## INSTRUCTIONS FOR THE TASK
Copy every entry precisely.
↓↓↓
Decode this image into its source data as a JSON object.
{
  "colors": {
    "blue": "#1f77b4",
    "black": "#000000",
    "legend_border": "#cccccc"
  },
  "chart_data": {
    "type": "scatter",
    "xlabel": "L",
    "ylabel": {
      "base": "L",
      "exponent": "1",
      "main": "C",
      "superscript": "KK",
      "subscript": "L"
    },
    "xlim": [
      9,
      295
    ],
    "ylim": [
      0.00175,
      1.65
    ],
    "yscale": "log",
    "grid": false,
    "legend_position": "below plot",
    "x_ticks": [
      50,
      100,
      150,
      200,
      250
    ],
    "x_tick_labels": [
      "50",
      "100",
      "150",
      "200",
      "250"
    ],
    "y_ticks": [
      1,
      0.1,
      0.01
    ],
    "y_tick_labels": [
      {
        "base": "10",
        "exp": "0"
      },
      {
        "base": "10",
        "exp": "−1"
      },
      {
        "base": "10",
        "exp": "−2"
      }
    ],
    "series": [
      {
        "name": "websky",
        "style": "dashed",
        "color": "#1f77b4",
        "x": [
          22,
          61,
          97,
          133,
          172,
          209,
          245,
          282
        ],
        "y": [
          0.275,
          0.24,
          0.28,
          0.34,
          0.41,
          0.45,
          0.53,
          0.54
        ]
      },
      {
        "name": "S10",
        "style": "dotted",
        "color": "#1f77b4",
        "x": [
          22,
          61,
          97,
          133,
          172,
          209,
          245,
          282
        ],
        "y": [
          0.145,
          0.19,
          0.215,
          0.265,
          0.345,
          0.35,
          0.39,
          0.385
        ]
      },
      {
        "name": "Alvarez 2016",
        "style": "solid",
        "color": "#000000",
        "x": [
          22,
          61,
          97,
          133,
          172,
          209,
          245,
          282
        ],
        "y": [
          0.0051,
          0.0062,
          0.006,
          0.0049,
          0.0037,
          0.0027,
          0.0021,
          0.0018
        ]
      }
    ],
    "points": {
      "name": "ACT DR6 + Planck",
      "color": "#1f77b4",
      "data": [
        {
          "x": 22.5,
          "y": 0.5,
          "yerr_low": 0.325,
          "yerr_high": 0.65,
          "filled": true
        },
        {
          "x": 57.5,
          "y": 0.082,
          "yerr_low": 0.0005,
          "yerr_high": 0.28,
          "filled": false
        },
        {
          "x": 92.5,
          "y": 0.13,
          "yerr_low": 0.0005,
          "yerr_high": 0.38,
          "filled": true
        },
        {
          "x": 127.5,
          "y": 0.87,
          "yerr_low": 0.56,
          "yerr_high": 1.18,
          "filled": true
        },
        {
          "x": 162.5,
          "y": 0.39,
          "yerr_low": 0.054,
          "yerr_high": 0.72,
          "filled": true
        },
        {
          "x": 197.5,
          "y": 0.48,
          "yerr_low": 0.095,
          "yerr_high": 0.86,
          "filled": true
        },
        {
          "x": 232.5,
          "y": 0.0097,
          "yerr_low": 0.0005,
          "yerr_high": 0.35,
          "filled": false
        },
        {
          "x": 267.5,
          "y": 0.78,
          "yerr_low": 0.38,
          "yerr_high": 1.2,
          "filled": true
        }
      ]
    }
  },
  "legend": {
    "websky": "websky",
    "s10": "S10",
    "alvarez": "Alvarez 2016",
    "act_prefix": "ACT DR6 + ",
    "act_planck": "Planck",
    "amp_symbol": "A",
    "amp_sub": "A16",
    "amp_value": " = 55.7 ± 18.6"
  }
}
↑↑↑
## FINISHED EXERCISE
Decode this image into its source data as a JSON object.
{
  "colors": {
    "blue": "#1f77b4",
    "black": "#000000",
    "legend_border": "#cccccc"
  },
  "chart_data": {
    "type": "scatter",
    "xlabel": "L",
    "ylabel": {
      "base": "L",
      "exponent": "1",
      "main": "C",
      "superscript": "KK",
      "subscript": "L"
    },
    "xlim": [
      9,
      295
    ],
    "ylim": [
      0.00175,
      1.65
    ],
    "yscale": "log",
    "grid": false,
    "legend_position": "below plot",
    "x_ticks": [
      50,
      100,
      150,
      200,
      250
    ],
    "x_tick_labels": [
      "50",
      "100",
      "150",
      "200",
      "250"
    ],
    "y_ticks": [
      1,
      0.1,
      0.01
    ],
    "y_tick_labels": [
      {
        "base": "10",
        "exp": "0"
      },
      {
        "base": "10",
        "exp": "−1"
      },
      {
        "base": "10",
        "exp": "−2"
      }
    ],
    "series": [
      {
        "name": "websky",
        "style": "dashed",
        "color": "#1f77b4",
        "x": [
          22,
          61,
          97,
          133,
          172,
          209,
          245,
          282
        ],
        "y": [
          0.275,
          0.24,
          0.28,
          0.34,
          0.41,
          0.45,
          0.53,
          0.54
        ]
      },
      {
        "name": "S10",
        "style": "dotted",
        "color": "#1f77b4",
        "x": [
          22,
          61,
          97,
          133,
          172,
          209,
          245,
          282
        ],
        "y": [
          0.145,
          0.19,
          0.215,
          0.265,
          0.345,
          0.35,
          0.39,
          0.385
        ]
      },
      {
        "name": "Alvarez 2016",
        "style": "solid",
        "color": "#000000",
        "x": [
          22,
          61,
          97,
          133,
          172,
          209,
          245,
          282
        ],
        "y": [
          0.0051,
          0.0062,
          0.006,
          0.0049,
          0.0037,
          0.0027,
          0.0021,
          0.0018
        ]
      }
    ],
    "points": {
      "name": "ACT DR6 + Planck",
      "color": "#1f77b4",
      "data": [
        {
          "x": 22.5,
          "y": 0.5,
          "yerr_low": 0.325,
          "yerr_high": 0.65,
          "filled": true
        },
        {
          "x": 57.5,
          "y": 0.082,
          "yerr_low": 0.0005,
          "yerr_high": 0.28,
          "filled": false
        },
        {
          "x": 92.5,
          "y": 0.13,
          "yerr_low": 0.0005,
          "yerr_high": 0.38,
          "filled": true
        },
        {
          "x": 127.5,
          "y": 0.87,
          "yerr_low": 0.56,
          "yerr_high": 1.18,
          "filled": true
        },
        {
          "x": 162.5,
          "y": 0.39,
          "yerr_low": 0.054,
          "yerr_high": 0.72,
          "filled": true
        },
        {
          "x": 197.5,
          "y": 0.48,
          "yerr_low": 0.095,
          "yerr_high": 0.86,
          "filled": true
        },
        {
          "x": 232.5,
          "y": 0.0097,
          "yerr_low": 0.0005,
          "yerr_high": 0.35,
          "filled": false
        },
        {
          "x": 267.5,
          "y": 0.78,
          "yerr_low": 0.38,
          "yerr_high": 1.2,
          "filled": true
        }
      ]
    }
  },
  "legend": {
    "websky": "websky",
    "s10": "S10",
    "alvarez": "Alvarez 2016",
    "act_prefix": "ACT DR6 + ",
    "act_planck": "Planck",
    "amp_symbol": "A",
    "amp_sub": "A16",
    "amp_value": " = 55.7 ± 18.6"
  }
}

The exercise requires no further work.